— start of Supplied data —

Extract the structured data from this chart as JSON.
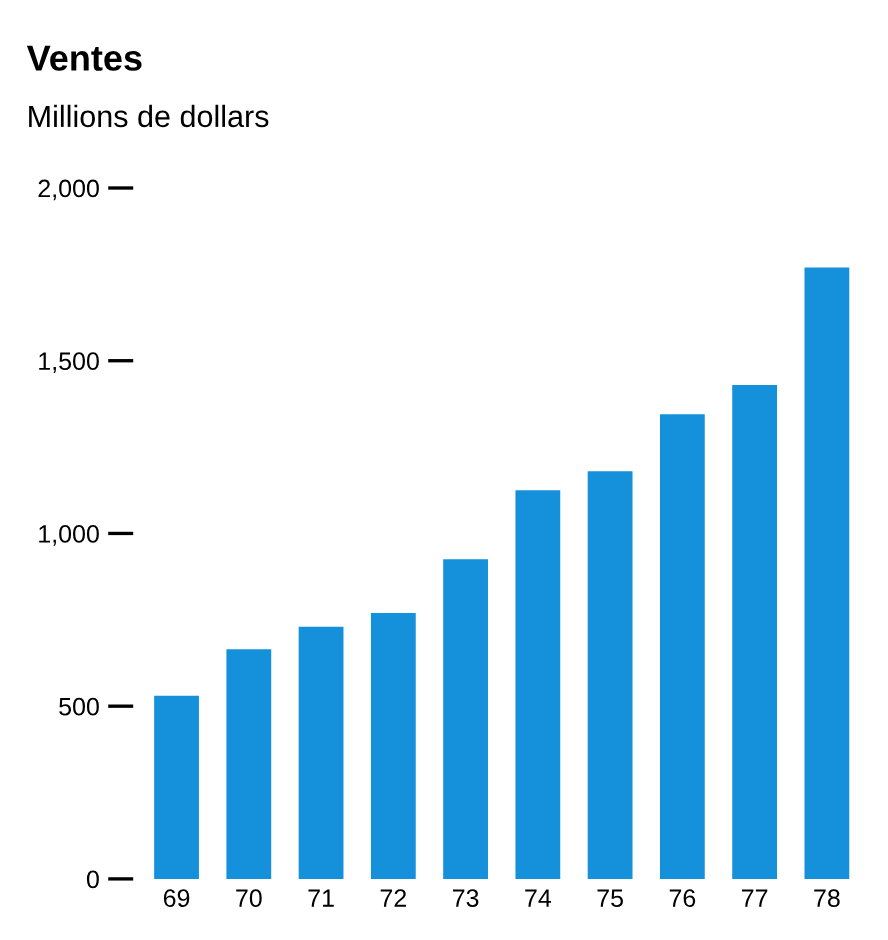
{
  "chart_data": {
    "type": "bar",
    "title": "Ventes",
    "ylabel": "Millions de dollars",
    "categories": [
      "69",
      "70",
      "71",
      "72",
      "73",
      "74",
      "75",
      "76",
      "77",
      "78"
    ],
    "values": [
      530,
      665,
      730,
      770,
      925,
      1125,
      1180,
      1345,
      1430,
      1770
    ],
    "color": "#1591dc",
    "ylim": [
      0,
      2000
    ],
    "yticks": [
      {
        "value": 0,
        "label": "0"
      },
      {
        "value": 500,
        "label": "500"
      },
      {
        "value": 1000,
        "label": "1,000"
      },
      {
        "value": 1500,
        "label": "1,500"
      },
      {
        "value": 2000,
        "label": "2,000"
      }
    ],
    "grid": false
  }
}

— end of Supplied data —

Extract the entries in full, exactly as they are, minus the pictures.

▶ [Written solution]:
Extract the structured data from this chart as JSON.
{
  "chart_data": {
    "type": "bar",
    "title": "Ventes",
    "ylabel": "Millions de dollars",
    "categories": [
      "69",
      "70",
      "71",
      "72",
      "73",
      "74",
      "75",
      "76",
      "77",
      "78"
    ],
    "values": [
      530,
      665,
      730,
      770,
      925,
      1125,
      1180,
      1345,
      1430,
      1770
    ],
    "color": "#1591dc",
    "ylim": [
      0,
      2000
    ],
    "yticks": [
      {
        "value": 0,
        "label": "0"
      },
      {
        "value": 500,
        "label": "500"
      },
      {
        "value": 1000,
        "label": "1,000"
      },
      {
        "value": 1500,
        "label": "1,500"
      },
      {
        "value": 2000,
        "label": "2,000"
      }
    ],
    "grid": false
  }
}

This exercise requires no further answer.